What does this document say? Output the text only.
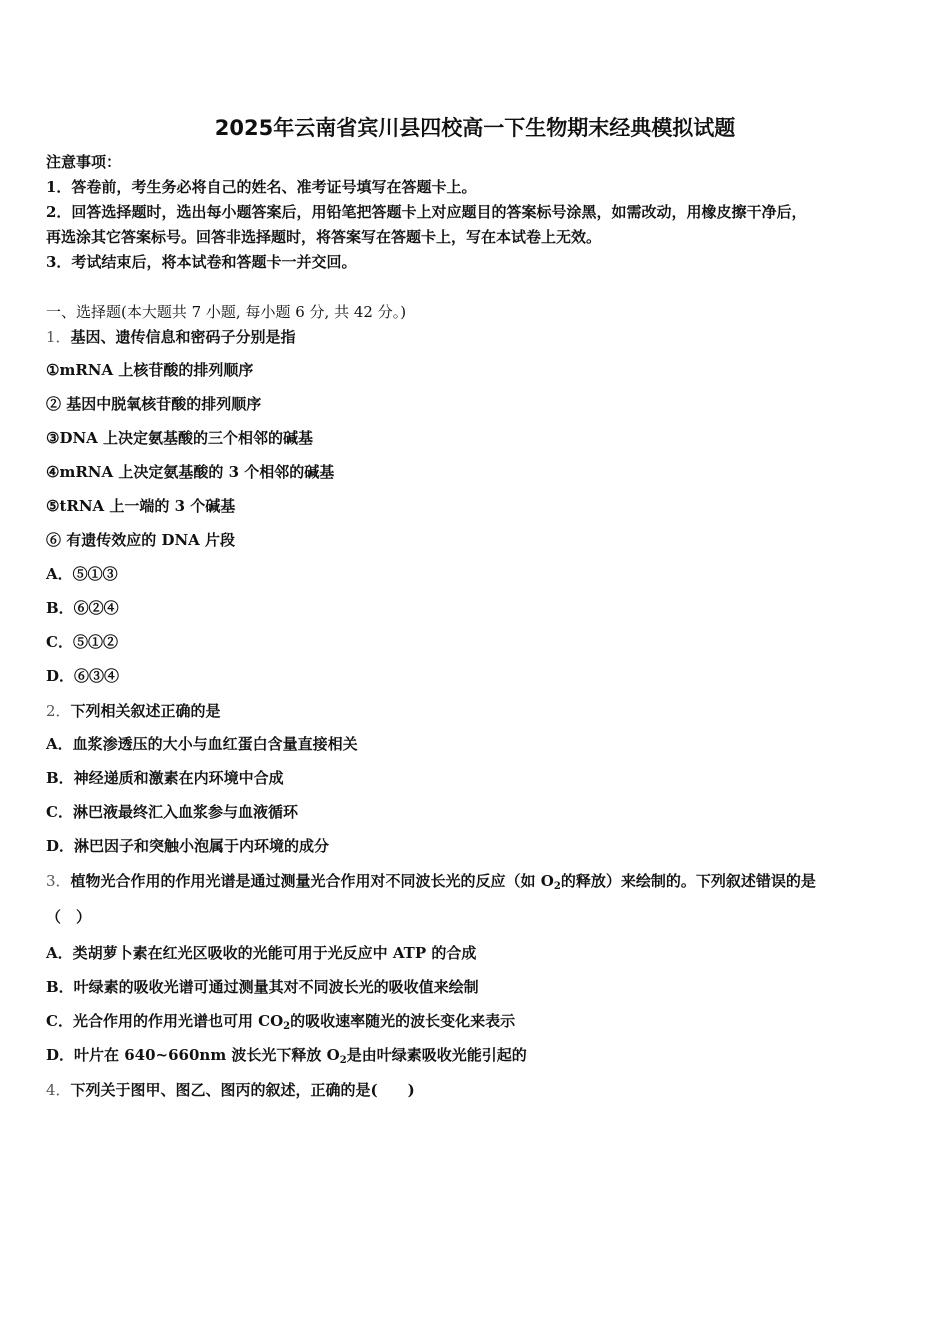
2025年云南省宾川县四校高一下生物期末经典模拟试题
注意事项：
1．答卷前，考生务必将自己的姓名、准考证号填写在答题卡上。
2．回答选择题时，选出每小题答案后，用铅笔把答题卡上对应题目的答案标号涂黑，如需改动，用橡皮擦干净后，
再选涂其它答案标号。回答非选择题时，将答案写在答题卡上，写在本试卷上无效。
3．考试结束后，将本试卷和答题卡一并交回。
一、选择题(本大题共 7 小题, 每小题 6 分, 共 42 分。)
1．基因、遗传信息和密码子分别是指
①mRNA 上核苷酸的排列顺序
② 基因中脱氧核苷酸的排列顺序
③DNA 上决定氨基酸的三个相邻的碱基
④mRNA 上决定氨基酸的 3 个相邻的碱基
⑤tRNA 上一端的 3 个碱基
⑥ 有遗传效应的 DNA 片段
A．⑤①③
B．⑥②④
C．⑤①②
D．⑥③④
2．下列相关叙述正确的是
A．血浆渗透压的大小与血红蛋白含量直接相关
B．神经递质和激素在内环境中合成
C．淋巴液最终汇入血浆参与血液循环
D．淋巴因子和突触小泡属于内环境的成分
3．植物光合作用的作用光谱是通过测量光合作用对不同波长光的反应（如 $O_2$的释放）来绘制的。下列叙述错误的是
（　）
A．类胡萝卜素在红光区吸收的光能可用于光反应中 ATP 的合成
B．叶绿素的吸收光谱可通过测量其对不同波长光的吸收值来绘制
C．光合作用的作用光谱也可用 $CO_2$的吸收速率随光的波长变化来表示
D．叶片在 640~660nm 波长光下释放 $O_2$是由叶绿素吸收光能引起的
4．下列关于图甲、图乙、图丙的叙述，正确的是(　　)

===============

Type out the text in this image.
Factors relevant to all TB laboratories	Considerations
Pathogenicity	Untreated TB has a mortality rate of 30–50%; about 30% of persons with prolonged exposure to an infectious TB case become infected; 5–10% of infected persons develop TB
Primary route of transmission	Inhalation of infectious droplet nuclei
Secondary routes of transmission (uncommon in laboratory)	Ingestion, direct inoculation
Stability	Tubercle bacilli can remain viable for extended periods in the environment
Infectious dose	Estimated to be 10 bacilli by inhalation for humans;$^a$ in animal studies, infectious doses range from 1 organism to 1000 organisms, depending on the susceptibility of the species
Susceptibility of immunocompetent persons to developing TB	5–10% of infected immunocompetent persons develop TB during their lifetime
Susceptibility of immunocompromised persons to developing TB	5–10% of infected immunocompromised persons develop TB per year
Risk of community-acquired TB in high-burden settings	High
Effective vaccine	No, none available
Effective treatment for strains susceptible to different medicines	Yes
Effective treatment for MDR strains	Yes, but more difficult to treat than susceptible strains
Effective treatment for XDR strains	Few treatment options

===============

** Task statement **
Find each line holding the string "treatment" in the listing above, then copy it.

** Output **
Effective treatment for strains susceptible to different medicines	Yes
Effective treatment for MDR strains	Yes, but more difficult to treat than susceptible strains
Effective treatment for XDR strains	Few treatment options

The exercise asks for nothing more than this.